Dataset entries
+ + + + +
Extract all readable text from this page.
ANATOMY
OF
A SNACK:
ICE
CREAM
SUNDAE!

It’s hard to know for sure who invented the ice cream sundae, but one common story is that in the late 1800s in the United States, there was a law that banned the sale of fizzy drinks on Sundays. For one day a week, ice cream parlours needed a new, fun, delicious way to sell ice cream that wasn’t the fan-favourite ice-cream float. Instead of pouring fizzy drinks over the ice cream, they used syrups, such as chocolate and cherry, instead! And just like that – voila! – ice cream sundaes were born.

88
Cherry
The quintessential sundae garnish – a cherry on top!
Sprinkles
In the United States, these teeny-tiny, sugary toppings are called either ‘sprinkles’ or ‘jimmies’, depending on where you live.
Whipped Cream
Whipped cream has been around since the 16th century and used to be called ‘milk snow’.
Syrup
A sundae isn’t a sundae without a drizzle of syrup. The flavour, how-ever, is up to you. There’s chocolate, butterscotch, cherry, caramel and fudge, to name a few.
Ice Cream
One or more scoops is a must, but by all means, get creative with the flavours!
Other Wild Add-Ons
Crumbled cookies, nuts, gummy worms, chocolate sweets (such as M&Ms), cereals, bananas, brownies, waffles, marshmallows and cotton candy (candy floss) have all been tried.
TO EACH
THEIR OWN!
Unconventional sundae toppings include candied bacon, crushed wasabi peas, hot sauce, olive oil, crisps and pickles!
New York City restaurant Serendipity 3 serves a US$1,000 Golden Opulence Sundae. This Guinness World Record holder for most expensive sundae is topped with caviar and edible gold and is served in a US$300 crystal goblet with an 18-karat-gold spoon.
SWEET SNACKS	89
+ + + + +
GIVEN TASK: From the entries above, list each line with "such" in it.

TASK RESPONSE:
It’s hard to know for sure who invented the ice cream sundae, but one common story is that in the late 1800s in the United States, there was a law that banned the sale of fizzy drinks on Sundays. For one day a week, ice cream parlours needed a new, fun, delicious way to sell ice cream that wasn’t the fan-favourite ice-cream float. Instead of pouring fizzy drinks over the ice cream, they used syrups, such as chocolate and cherry, instead! And just like that – voila! – ice cream sundaes were born.
Crumbled cookies, nuts, gummy worms, chocolate sweets (such as M&Ms), cereals, bananas, brownies, waffles, marshmallows and cotton candy (candy floss) have all been tried.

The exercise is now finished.